EXTRACTED DATA —

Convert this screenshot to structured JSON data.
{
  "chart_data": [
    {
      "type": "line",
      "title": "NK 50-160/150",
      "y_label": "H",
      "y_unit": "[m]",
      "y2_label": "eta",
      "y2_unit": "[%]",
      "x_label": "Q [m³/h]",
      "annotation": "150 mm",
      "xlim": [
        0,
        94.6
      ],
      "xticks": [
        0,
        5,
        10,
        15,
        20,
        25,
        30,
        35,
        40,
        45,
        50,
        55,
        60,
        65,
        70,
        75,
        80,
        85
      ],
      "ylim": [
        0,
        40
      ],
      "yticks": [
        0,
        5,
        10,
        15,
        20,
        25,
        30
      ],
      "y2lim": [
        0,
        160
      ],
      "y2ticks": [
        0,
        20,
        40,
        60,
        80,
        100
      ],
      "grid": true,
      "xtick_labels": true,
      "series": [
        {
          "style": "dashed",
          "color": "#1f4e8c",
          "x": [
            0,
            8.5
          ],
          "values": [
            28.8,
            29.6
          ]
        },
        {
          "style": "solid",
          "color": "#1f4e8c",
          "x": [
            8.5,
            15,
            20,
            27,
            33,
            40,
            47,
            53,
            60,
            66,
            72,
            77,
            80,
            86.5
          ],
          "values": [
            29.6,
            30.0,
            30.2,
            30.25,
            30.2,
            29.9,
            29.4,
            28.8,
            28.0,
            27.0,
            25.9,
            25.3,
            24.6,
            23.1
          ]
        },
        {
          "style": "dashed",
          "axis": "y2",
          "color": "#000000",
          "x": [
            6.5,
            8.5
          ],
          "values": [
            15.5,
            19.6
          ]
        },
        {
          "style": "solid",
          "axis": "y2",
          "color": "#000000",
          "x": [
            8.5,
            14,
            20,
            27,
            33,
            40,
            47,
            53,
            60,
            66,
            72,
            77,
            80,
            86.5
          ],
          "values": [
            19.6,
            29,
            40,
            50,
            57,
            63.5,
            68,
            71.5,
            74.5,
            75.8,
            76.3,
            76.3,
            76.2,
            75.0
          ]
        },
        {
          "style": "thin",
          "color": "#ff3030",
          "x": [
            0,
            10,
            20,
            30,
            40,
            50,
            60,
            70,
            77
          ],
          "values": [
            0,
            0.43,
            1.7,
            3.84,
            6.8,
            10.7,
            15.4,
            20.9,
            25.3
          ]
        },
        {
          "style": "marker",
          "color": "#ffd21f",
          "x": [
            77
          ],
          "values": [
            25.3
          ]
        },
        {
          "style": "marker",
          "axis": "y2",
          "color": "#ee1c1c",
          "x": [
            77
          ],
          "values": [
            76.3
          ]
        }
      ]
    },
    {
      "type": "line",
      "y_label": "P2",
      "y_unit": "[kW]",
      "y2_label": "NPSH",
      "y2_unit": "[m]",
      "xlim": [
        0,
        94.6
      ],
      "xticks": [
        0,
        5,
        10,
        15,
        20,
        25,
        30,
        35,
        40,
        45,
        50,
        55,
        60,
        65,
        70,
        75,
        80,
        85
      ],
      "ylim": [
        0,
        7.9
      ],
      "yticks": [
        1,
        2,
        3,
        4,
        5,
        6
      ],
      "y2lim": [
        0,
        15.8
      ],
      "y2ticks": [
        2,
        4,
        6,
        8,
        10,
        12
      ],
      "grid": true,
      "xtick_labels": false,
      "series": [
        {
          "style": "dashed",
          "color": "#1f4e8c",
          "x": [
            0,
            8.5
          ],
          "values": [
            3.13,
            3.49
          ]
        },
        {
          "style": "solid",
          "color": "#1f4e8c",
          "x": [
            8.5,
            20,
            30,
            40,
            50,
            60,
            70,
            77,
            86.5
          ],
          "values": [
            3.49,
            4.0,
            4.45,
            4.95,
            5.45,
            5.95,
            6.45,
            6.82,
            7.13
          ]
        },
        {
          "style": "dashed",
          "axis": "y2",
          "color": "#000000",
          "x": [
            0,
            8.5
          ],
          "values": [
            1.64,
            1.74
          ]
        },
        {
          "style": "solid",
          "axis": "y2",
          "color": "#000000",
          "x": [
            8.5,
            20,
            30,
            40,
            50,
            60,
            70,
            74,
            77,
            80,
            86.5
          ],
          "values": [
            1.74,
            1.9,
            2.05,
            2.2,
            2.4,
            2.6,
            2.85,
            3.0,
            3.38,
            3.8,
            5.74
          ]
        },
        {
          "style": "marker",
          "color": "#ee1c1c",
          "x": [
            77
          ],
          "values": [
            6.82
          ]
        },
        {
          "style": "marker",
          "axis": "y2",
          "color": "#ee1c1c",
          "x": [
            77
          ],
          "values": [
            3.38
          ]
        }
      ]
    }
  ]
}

TASK TO COMPLETE — Quote all the records. Keep every word exact.

FINAL ANSWER —
Convert this screenshot to structured JSON data.
{
  "chart_data": [
    {
      "type": "line",
      "title": "NK 50-160/150",
      "y_label": "H",
      "y_unit": "[m]",
      "y2_label": "eta",
      "y2_unit": "[%]",
      "x_label": "Q [m³/h]",
      "annotation": "150 mm",
      "xlim": [
        0,
        94.6
      ],
      "xticks": [
        0,
        5,
        10,
        15,
        20,
        25,
        30,
        35,
        40,
        45,
        50,
        55,
        60,
        65,
        70,
        75,
        80,
        85
      ],
      "ylim": [
        0,
        40
      ],
      "yticks": [
        0,
        5,
        10,
        15,
        20,
        25,
        30
      ],
      "y2lim": [
        0,
        160
      ],
      "y2ticks": [
        0,
        20,
        40,
        60,
        80,
        100
      ],
      "grid": true,
      "xtick_labels": true,
      "series": [
        {
          "style": "dashed",
          "color": "#1f4e8c",
          "x": [
            0,
            8.5
          ],
          "values": [
            28.8,
            29.6
          ]
        },
        {
          "style": "solid",
          "color": "#1f4e8c",
          "x": [
            8.5,
            15,
            20,
            27,
            33,
            40,
            47,
            53,
            60,
            66,
            72,
            77,
            80,
            86.5
          ],
          "values": [
            29.6,
            30.0,
            30.2,
            30.25,
            30.2,
            29.9,
            29.4,
            28.8,
            28.0,
            27.0,
            25.9,
            25.3,
            24.6,
            23.1
          ]
        },
        {
          "style": "dashed",
          "axis": "y2",
          "color": "#000000",
          "x": [
            6.5,
            8.5
          ],
          "values": [
            15.5,
            19.6
          ]
        },
        {
          "style": "solid",
          "axis": "y2",
          "color": "#000000",
          "x": [
            8.5,
            14,
            20,
            27,
            33,
            40,
            47,
            53,
            60,
            66,
            72,
            77,
            80,
            86.5
          ],
          "values": [
            19.6,
            29,
            40,
            50,
            57,
            63.5,
            68,
            71.5,
            74.5,
            75.8,
            76.3,
            76.3,
            76.2,
            75.0
          ]
        },
        {
          "style": "thin",
          "color": "#ff3030",
          "x": [
            0,
            10,
            20,
            30,
            40,
            50,
            60,
            70,
            77
          ],
          "values": [
            0,
            0.43,
            1.7,
            3.84,
            6.8,
            10.7,
            15.4,
            20.9,
            25.3
          ]
        },
        {
          "style": "marker",
          "color": "#ffd21f",
          "x": [
            77
          ],
          "values": [
            25.3
          ]
        },
        {
          "style": "marker",
          "axis": "y2",
          "color": "#ee1c1c",
          "x": [
            77
          ],
          "values": [
            76.3
          ]
        }
      ]
    },
    {
      "type": "line",
      "y_label": "P2",
      "y_unit": "[kW]",
      "y2_label": "NPSH",
      "y2_unit": "[m]",
      "xlim": [
        0,
        94.6
      ],
      "xticks": [
        0,
        5,
        10,
        15,
        20,
        25,
        30,
        35,
        40,
        45,
        50,
        55,
        60,
        65,
        70,
        75,
        80,
        85
      ],
      "ylim": [
        0,
        7.9
      ],
      "yticks": [
        1,
        2,
        3,
        4,
        5,
        6
      ],
      "y2lim": [
        0,
        15.8
      ],
      "y2ticks": [
        2,
        4,
        6,
        8,
        10,
        12
      ],
      "grid": true,
      "xtick_labels": false,
      "series": [
        {
          "style": "dashed",
          "color": "#1f4e8c",
          "x": [
            0,
            8.5
          ],
          "values": [
            3.13,
            3.49
          ]
        },
        {
          "style": "solid",
          "color": "#1f4e8c",
          "x": [
            8.5,
            20,
            30,
            40,
            50,
            60,
            70,
            77,
            86.5
          ],
          "values": [
            3.49,
            4.0,
            4.45,
            4.95,
            5.45,
            5.95,
            6.45,
            6.82,
            7.13
          ]
        },
        {
          "style": "dashed",
          "axis": "y2",
          "color": "#000000",
          "x": [
            0,
            8.5
          ],
          "values": [
            1.64,
            1.74
          ]
        },
        {
          "style": "solid",
          "axis": "y2",
          "color": "#000000",
          "x": [
            8.5,
            20,
            30,
            40,
            50,
            60,
            70,
            74,
            77,
            80,
            86.5
          ],
          "values": [
            1.74,
            1.9,
            2.05,
            2.2,
            2.4,
            2.6,
            2.85,
            3.0,
            3.38,
            3.8,
            5.74
          ]
        },
        {
          "style": "marker",
          "color": "#ee1c1c",
          "x": [
            77
          ],
          "values": [
            6.82
          ]
        },
        {
          "style": "marker",
          "axis": "y2",
          "color": "#ee1c1c",
          "x": [
            77
          ],
          "values": [
            3.38
          ]
        }
      ]
    }
  ]
}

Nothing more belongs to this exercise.